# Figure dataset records
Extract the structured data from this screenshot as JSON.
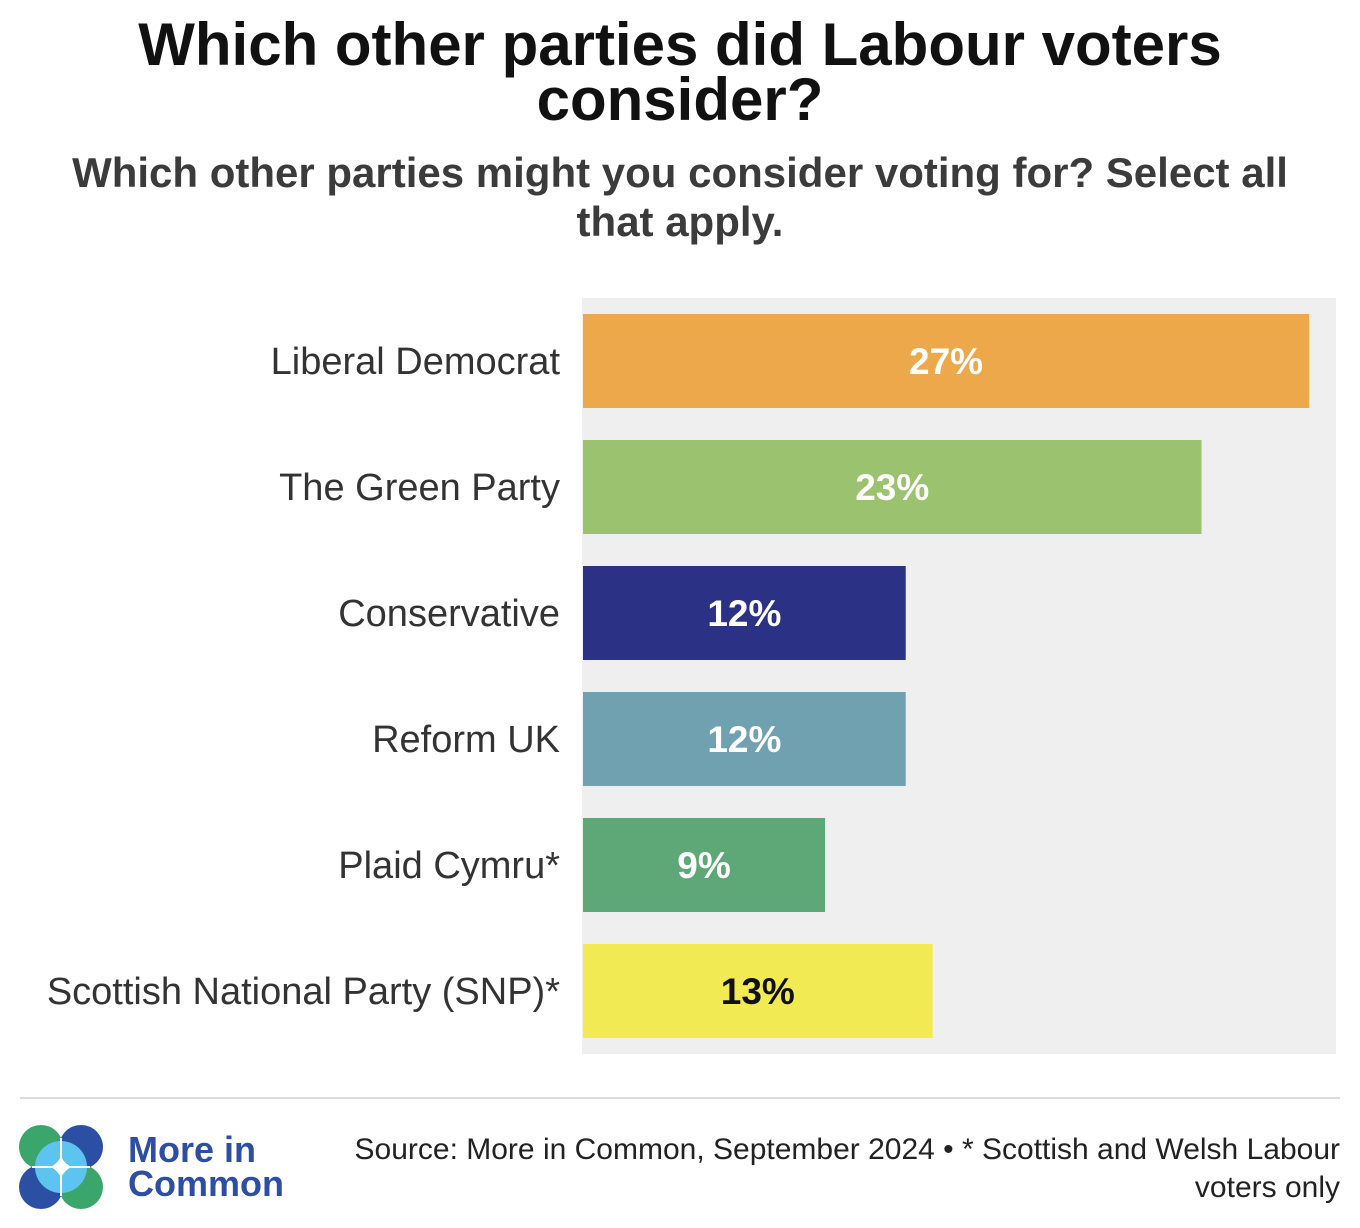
{
  "chart_data": {
    "type": "bar",
    "title": "Which other parties did Labour voters consider?",
    "subtitle": "Which other parties might you consider voting for? Select all that apply.",
    "categories": [
      "Liberal Democrat",
      "The Green Party",
      "Conservative",
      "Reform UK",
      "Plaid Cymru*",
      "Scottish National Party (SNP)*"
    ],
    "values": [
      27,
      23,
      12,
      12,
      9,
      13
    ],
    "unit": "%",
    "xlim": [
      0,
      28
    ],
    "xlabel": "",
    "ylabel": "",
    "grid": false,
    "colors": [
      "#ECA84B",
      "#9BC36F",
      "#2B3184",
      "#6FA1B1",
      "#5EA877",
      "#F2EA53"
    ],
    "label_colors": [
      "#FFFFFF",
      "#FFFFFF",
      "#FFFFFF",
      "#FFFFFF",
      "#FFFFFF",
      "#111111"
    ],
    "background": "#EFEFEF"
  },
  "footer": {
    "brand": "More in Common",
    "brand_color": "#2D4EA2",
    "source": "Source: More in Common, September 2024 • * Scottish and Welsh Labour voters only",
    "logo": {
      "icon": "more-in-common-logo-icon",
      "green": "#3AA66B",
      "blue": "#2A4FA3",
      "light_blue": "#5CC4EE"
    }
  }
}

# Written instruction
Check each line of the entries for the string "Scottish". Copy the lines that have it.

# Answer to the exercise
      "Scottish National Party (SNP)*"
    "source": "Source: More in Common, September 2024 • * Scottish and Welsh Labour voters only",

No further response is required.